*WHAT THE EXERCISE ASKS:* In the listing below, find every line with the string "participação" and pull it out.

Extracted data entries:

---

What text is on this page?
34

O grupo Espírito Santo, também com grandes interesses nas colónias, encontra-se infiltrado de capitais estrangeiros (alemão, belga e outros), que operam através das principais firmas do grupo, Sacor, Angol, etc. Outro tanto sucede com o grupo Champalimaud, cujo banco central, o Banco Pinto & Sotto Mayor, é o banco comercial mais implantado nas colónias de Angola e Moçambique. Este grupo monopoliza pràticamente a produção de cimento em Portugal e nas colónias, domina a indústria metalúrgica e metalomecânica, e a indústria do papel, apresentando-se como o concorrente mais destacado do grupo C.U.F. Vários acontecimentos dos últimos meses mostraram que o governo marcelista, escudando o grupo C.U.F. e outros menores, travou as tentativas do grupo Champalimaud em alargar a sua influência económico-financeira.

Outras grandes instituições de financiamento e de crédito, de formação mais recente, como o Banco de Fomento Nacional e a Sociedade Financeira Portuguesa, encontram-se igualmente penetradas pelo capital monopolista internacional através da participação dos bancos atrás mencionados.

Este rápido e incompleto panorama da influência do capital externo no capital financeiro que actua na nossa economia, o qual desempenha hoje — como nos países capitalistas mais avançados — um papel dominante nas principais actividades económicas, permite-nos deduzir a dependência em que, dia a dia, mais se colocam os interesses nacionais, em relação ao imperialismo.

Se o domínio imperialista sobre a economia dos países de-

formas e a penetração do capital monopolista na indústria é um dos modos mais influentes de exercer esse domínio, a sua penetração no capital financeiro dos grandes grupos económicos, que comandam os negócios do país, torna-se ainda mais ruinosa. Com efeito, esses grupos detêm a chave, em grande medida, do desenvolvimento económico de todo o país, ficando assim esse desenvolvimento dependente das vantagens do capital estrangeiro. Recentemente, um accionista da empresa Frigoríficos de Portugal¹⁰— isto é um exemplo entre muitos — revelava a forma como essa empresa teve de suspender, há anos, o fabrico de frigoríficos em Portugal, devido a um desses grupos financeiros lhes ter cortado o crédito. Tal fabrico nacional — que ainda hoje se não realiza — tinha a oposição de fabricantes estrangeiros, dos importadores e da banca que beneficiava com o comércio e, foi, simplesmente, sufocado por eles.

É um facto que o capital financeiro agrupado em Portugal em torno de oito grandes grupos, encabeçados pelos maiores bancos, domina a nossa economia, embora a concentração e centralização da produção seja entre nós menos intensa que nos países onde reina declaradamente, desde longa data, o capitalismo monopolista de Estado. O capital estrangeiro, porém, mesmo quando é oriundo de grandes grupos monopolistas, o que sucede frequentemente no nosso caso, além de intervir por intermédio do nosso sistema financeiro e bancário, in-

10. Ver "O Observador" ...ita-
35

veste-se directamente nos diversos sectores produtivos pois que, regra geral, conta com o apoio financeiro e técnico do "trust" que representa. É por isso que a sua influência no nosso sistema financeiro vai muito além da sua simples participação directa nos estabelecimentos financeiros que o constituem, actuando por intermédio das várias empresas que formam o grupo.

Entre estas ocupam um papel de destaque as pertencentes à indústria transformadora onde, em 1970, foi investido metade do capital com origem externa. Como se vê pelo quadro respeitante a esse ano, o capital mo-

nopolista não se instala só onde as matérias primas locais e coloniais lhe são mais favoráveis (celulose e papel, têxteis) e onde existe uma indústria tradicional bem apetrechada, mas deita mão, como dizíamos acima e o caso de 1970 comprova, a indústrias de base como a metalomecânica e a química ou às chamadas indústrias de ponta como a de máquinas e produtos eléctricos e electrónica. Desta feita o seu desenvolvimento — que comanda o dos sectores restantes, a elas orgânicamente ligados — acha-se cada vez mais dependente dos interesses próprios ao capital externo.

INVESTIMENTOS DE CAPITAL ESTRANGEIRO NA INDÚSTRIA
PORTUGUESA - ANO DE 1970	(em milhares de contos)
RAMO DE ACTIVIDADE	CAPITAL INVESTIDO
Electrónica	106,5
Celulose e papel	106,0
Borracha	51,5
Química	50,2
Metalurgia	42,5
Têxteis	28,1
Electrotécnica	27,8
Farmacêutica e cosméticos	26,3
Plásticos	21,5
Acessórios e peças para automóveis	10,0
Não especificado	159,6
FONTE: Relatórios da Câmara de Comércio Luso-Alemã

---

*EXERCISE RESULT:*
Outras grandes instituições de financiamento e de crédito, de formação mais recente, como o Banco de Fomento Nacional e a Sociedade Financeira Portuguesa, encontram-se igualmente penetradas pelo capital monopolista internacional através da participação dos bancos atrás mencionados.
veste-se directamente nos diversos sectores produtivos pois que, regra geral, conta com o apoio financeiro e técnico do "trust" que representa. É por isso que a sua influência no nosso sistema financeiro vai muito além da sua simples participação directa nos estabelecimentos financeiros que o constituem, actuando por intermédio das várias empresas que formam o grupo.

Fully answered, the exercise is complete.